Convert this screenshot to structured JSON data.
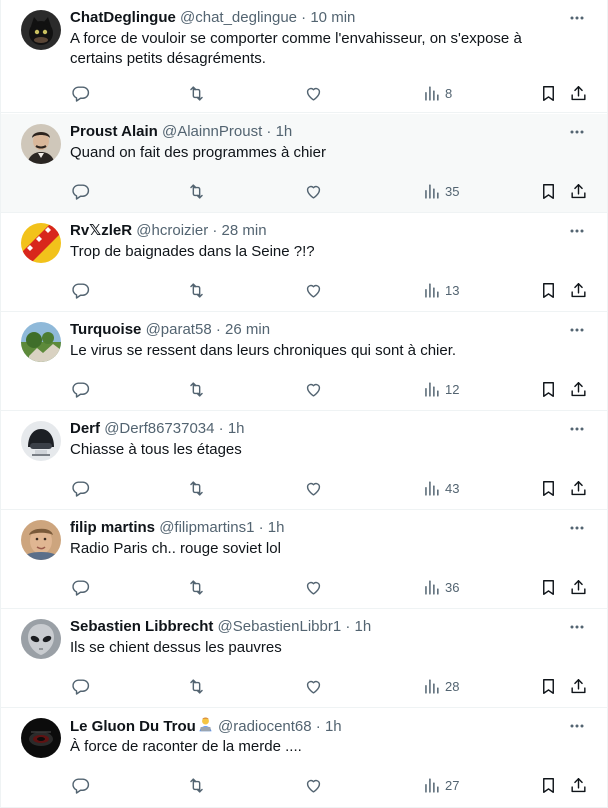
{
  "tweets": [
    {
      "name": "ChatDeglingue",
      "handle": "@chat_deglingue",
      "time": "10 min",
      "text": "A force de vouloir se comporter comme l'envahisseur,  on s'expose à certains petits désagréments.",
      "views": "8",
      "avatar": "avatar-black-cat",
      "highlighted": false
    },
    {
      "name": "Proust Alain",
      "handle": "@AlainnProust",
      "time": "1h",
      "text": "Quand on fait des programmes à chier",
      "views": "35",
      "avatar": "avatar-portrait-proust",
      "highlighted": true
    },
    {
      "name": "Rv𝕏zleR",
      "handle": "@hcroizier",
      "time": "28 min",
      "text": "Trop de baignades dans la Seine ?!?",
      "views": "13",
      "avatar": "avatar-red-yellow-flag",
      "highlighted": false
    },
    {
      "name": "Turquoise",
      "handle": "@parat58",
      "time": "26 min",
      "text": "Le virus se ressent dans leurs chroniques qui sont à chier.",
      "views": "12",
      "avatar": "avatar-landscape",
      "highlighted": false
    },
    {
      "name": "Derf",
      "handle": "@Derf86737034",
      "time": "1h",
      "text": "Chiasse à tous les étages",
      "views": "43",
      "avatar": "avatar-helmet",
      "highlighted": false
    },
    {
      "name": "filip martins",
      "handle": "@filipmartins1",
      "time": "1h",
      "text": "Radio Paris ch.. rouge soviet lol",
      "views": "36",
      "avatar": "avatar-man-face",
      "highlighted": false
    },
    {
      "name": "Sebastien Libbrecht",
      "handle": "@SebastienLibbr1",
      "time": "1h",
      "text": "Ils se chient dessus les pauvres",
      "views": "28",
      "avatar": "avatar-alien",
      "highlighted": false
    },
    {
      "name": "Le Gluon Du Trou",
      "handle": "@radiocent68",
      "time": "1h",
      "text": "À force de raconter de la merde ....",
      "views": "27",
      "avatar": "avatar-dark-logo",
      "highlighted": false,
      "name_emoji": "person-at-laptop-emoji"
    }
  ],
  "separator_dot": "·",
  "icons": {
    "reply": "reply-icon",
    "retweet": "retweet-icon",
    "like": "like-icon",
    "views": "views-icon",
    "bookmark": "bookmark-icon",
    "share": "share-icon",
    "more": "more-icon"
  },
  "colors": {
    "text": "#0f1419",
    "secondary": "#536471",
    "border": "#eff3f4",
    "highlight_bg": "#f7f9f9"
  }
}
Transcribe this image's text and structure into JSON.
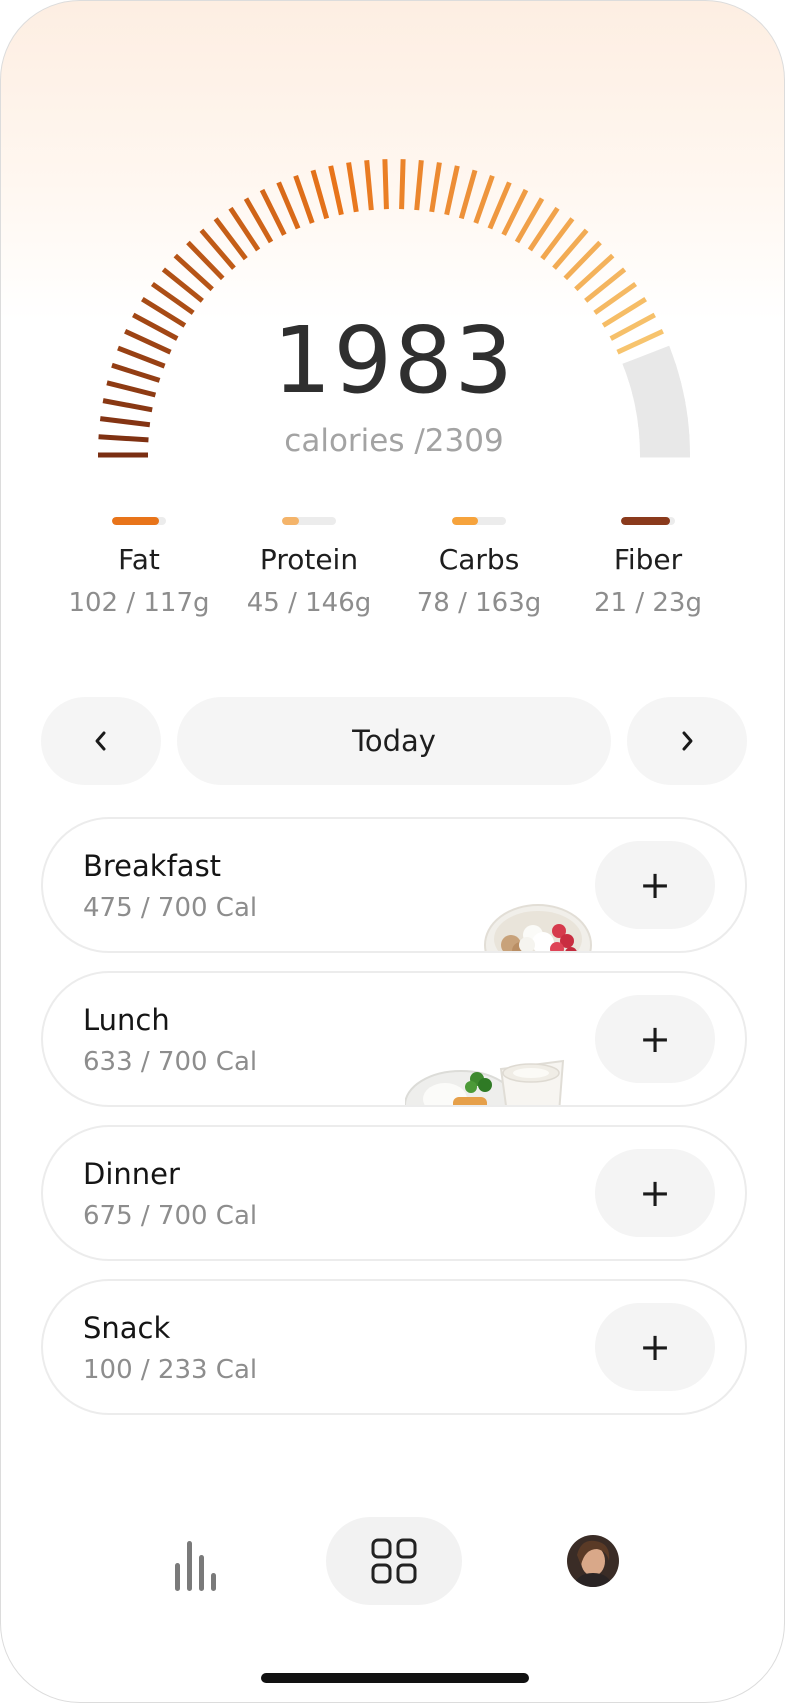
{
  "summary": {
    "calories_eaten": "1983",
    "calories_label": "calories /2309",
    "calories_goal": 2309,
    "progress_fraction": 0.859
  },
  "colors": {
    "fat": "#e8741a",
    "protein": "#f4b46a",
    "carbs": "#f6a33c",
    "fiber": "#8a3a1c",
    "track": "#ececec",
    "gauge_start": "#7a2e12",
    "gauge_mid": "#e8741a",
    "gauge_end": "#f7c46e",
    "gauge_remaining": "#e8e8e8"
  },
  "macros": [
    {
      "name": "Fat",
      "value": "102 / 117g",
      "fraction": 0.87,
      "color": "#e8741a"
    },
    {
      "name": "Protein",
      "value": "45 / 146g",
      "fraction": 0.31,
      "color": "#f4b46a"
    },
    {
      "name": "Carbs",
      "value": "78 / 163g",
      "fraction": 0.48,
      "color": "#f6a33c"
    },
    {
      "name": "Fiber",
      "value": "21 / 23g",
      "fraction": 0.91,
      "color": "#8a3a1c"
    }
  ],
  "day_nav": {
    "prev_icon": "chevron-left-icon",
    "prev_glyph": "‹",
    "label": "Today",
    "next_icon": "chevron-right-icon",
    "next_glyph": "›"
  },
  "meals": [
    {
      "title": "Breakfast",
      "calories": "475 / 700 Cal",
      "add": "+",
      "image": "oatmeal-berries-bowl"
    },
    {
      "title": "Lunch",
      "calories": "633 / 700 Cal",
      "add": "+",
      "image": "rice-broccoli-yogurt"
    },
    {
      "title": "Dinner",
      "calories": "675 / 700 Cal",
      "add": "+"
    },
    {
      "title": "Snack",
      "calories": "100 / 233 Cal",
      "add": "+"
    }
  ],
  "tabbar": {
    "stats_icon": "bar-chart-icon",
    "home_icon": "grid-icon",
    "profile_icon": "avatar"
  }
}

====

Work required => When you copy the entries above, keep every word exactly and omit the images.

Solution below =>
Convert this screenshot to structured JSON data.
{
  "tweets": [
    {
      "name": "ChatDeglingue",
      "handle": "@chat_deglingue",
      "time": "10 min",
      "text": "A force de vouloir se comporter comme l'envahisseur,  on s'expose à certains petits désagréments.",
      "views": "8",
      "avatar": "avatar-black-cat",
      "highlighted": false
    },
    {
      "name": "Proust Alain",
      "handle": "@AlainnProust",
      "time": "1h",
      "text": "Quand on fait des programmes à chier",
      "views": "35",
      "avatar": "avatar-portrait-proust",
      "highlighted": true
    },
    {
      "name": "Rv𝕏zleR",
      "handle": "@hcroizier",
      "time": "28 min",
      "text": "Trop de baignades dans la Seine ?!?",
      "views": "13",
      "avatar": "avatar-red-yellow-flag",
      "highlighted": false
    },
    {
      "name": "Turquoise",
      "handle": "@parat58",
      "time": "26 min",
      "text": "Le virus se ressent dans leurs chroniques qui sont à chier.",
      "views": "12",
      "avatar": "avatar-landscape",
      "highlighted": false
    },
    {
      "name": "Derf",
      "handle": "@Derf86737034",
      "time": "1h",
      "text": "Chiasse à tous les étages",
      "views": "43",
      "avatar": "avatar-helmet",
      "highlighted": false
    },
    {
      "name": "filip martins",
      "handle": "@filipmartins1",
      "time": "1h",
      "text": "Radio Paris ch.. rouge soviet lol",
      "views": "36",
      "avatar": "avatar-man-face",
      "highlighted": false
    },
    {
      "name": "Sebastien Libbrecht",
      "handle": "@SebastienLibbr1",
      "time": "1h",
      "text": "Ils se chient dessus les pauvres",
      "views": "28",
      "avatar": "avatar-alien",
      "highlighted": false
    },
    {
      "name": "Le Gluon Du Trou",
      "handle": "@radiocent68",
      "time": "1h",
      "text": "À force de raconter de la merde ....",
      "views": "27",
      "avatar": "avatar-dark-logo",
      "highlighted": false,
      "name_emoji": "person-at-laptop-emoji"
    }
  ],
  "separator_dot": "·",
  "icons": {
    "reply": "reply-icon",
    "retweet": "retweet-icon",
    "like": "like-icon",
    "views": "views-icon",
    "bookmark": "bookmark-icon",
    "share": "share-icon",
    "more": "more-icon"
  },
  "colors": {
    "text": "#0f1419",
    "secondary": "#536471",
    "border": "#eff3f4",
    "highlight_bg": "#f7f9f9"
  }
}
Transcribe this image's text and structure into JSON.
{
  "summary": {
    "calories_eaten": "1983",
    "calories_label": "calories /2309",
    "calories_goal": 2309,
    "progress_fraction": 0.859
  },
  "colors": {
    "fat": "#e8741a",
    "protein": "#f4b46a",
    "carbs": "#f6a33c",
    "fiber": "#8a3a1c",
    "track": "#ececec",
    "gauge_start": "#7a2e12",
    "gauge_mid": "#e8741a",
    "gauge_end": "#f7c46e",
    "gauge_remaining": "#e8e8e8"
  },
  "macros": [
    {
      "name": "Fat",
      "value": "102 / 117g",
      "fraction": 0.87,
      "color": "#e8741a"
    },
    {
      "name": "Protein",
      "value": "45 / 146g",
      "fraction": 0.31,
      "color": "#f4b46a"
    },
    {
      "name": "Carbs",
      "value": "78 / 163g",
      "fraction": 0.48,
      "color": "#f6a33c"
    },
    {
      "name": "Fiber",
      "value": "21 / 23g",
      "fraction": 0.91,
      "color": "#8a3a1c"
    }
  ],
  "day_nav": {
    "prev_icon": "chevron-left-icon",
    "prev_glyph": "‹",
    "label": "Today",
    "next_icon": "chevron-right-icon",
    "next_glyph": "›"
  },
  "meals": [
    {
      "title": "Breakfast",
      "calories": "475 / 700 Cal",
      "add": "+",
      "image": "oatmeal-berries-bowl"
    },
    {
      "title": "Lunch",
      "calories": "633 / 700 Cal",
      "add": "+",
      "image": "rice-broccoli-yogurt"
    },
    {
      "title": "Dinner",
      "calories": "675 / 700 Cal",
      "add": "+"
    },
    {
      "title": "Snack",
      "calories": "100 / 233 Cal",
      "add": "+"
    }
  ],
  "tabbar": {
    "stats_icon": "bar-chart-icon",
    "home_icon": "grid-icon",
    "profile_icon": "avatar"
  }
}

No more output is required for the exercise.